_EXERCISE DIRECTIONS_: Repeat every record exactly, but keep images out of the copy.

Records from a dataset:

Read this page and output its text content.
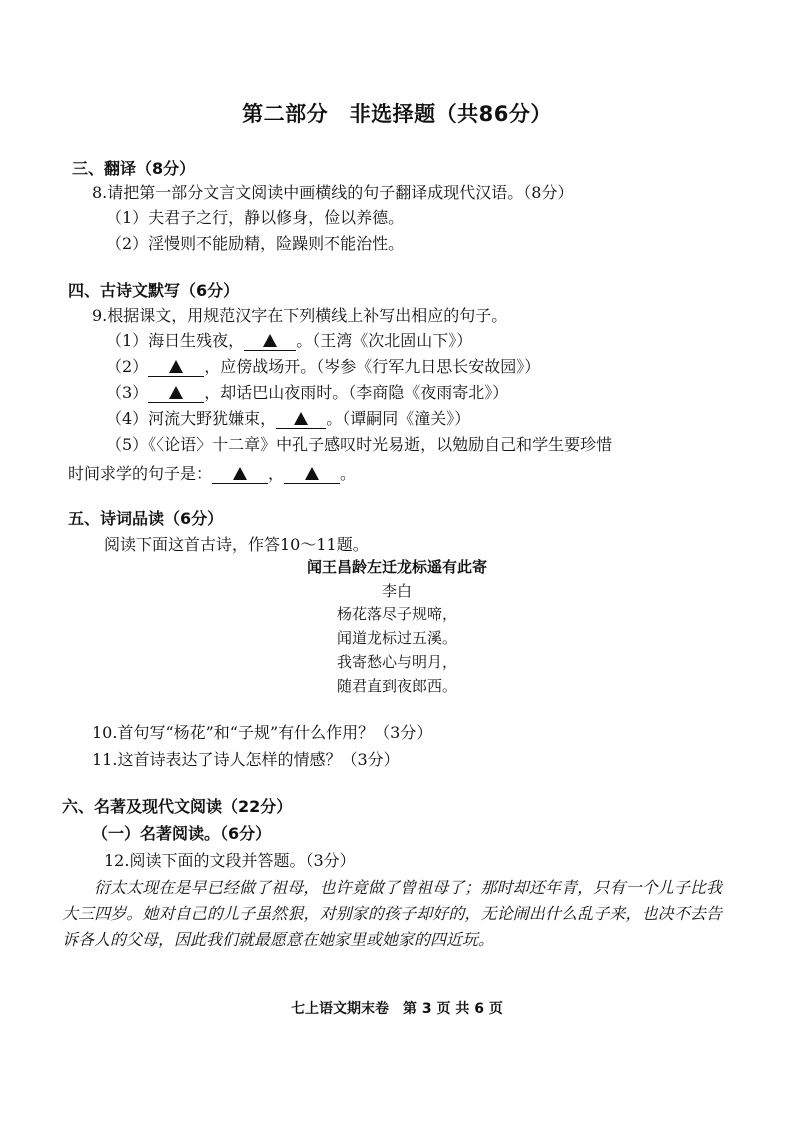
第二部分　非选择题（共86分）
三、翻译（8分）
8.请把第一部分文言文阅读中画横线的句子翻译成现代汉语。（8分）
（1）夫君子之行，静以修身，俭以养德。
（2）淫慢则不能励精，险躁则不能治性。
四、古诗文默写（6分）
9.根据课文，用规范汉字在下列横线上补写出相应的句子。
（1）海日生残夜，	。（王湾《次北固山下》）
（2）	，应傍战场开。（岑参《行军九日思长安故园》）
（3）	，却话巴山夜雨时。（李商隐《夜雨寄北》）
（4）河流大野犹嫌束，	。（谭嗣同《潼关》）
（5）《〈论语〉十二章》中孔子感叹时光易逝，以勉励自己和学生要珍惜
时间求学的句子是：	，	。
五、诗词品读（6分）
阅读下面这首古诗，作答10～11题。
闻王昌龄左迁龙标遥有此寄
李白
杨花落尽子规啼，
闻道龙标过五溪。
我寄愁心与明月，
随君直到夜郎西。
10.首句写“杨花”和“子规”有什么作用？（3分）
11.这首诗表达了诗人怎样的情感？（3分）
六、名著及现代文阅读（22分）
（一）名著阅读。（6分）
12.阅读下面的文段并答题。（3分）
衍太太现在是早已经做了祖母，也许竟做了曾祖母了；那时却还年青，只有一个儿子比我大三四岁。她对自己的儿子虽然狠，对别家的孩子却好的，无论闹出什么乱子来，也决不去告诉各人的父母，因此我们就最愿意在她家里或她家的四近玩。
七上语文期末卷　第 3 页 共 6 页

_WRITTEN RESPONSE_:
Read this page and output its text content.
第二部分　非选择题（共86分）
三、翻译（8分）
8.请把第一部分文言文阅读中画横线的句子翻译成现代汉语。（8分）
（1）夫君子之行，静以修身，俭以养德。
（2）淫慢则不能励精，险躁则不能治性。
四、古诗文默写（6分）
9.根据课文，用规范汉字在下列横线上补写出相应的句子。
（1）海日生残夜，	。（王湾《次北固山下》）
（2）	，应傍战场开。（岑参《行军九日思长安故园》）
（3）	，却话巴山夜雨时。（李商隐《夜雨寄北》）
（4）河流大野犹嫌束，	。（谭嗣同《潼关》）
（5）《〈论语〉十二章》中孔子感叹时光易逝，以勉励自己和学生要珍惜
时间求学的句子是：	，	。
五、诗词品读（6分）
阅读下面这首古诗，作答10～11题。
闻王昌龄左迁龙标遥有此寄
李白
杨花落尽子规啼，
闻道龙标过五溪。
我寄愁心与明月，
随君直到夜郎西。
10.首句写“杨花”和“子规”有什么作用？（3分）
11.这首诗表达了诗人怎样的情感？（3分）
六、名著及现代文阅读（22分）
（一）名著阅读。（6分）
12.阅读下面的文段并答题。（3分）
衍太太现在是早已经做了祖母，也许竟做了曾祖母了；那时却还年青，只有一个儿子比我大三四岁。她对自己的儿子虽然狠，对别家的孩子却好的，无论闹出什么乱子来，也决不去告诉各人的父母，因此我们就最愿意在她家里或她家的四近玩。
七上语文期末卷　第 3 页 共 6 页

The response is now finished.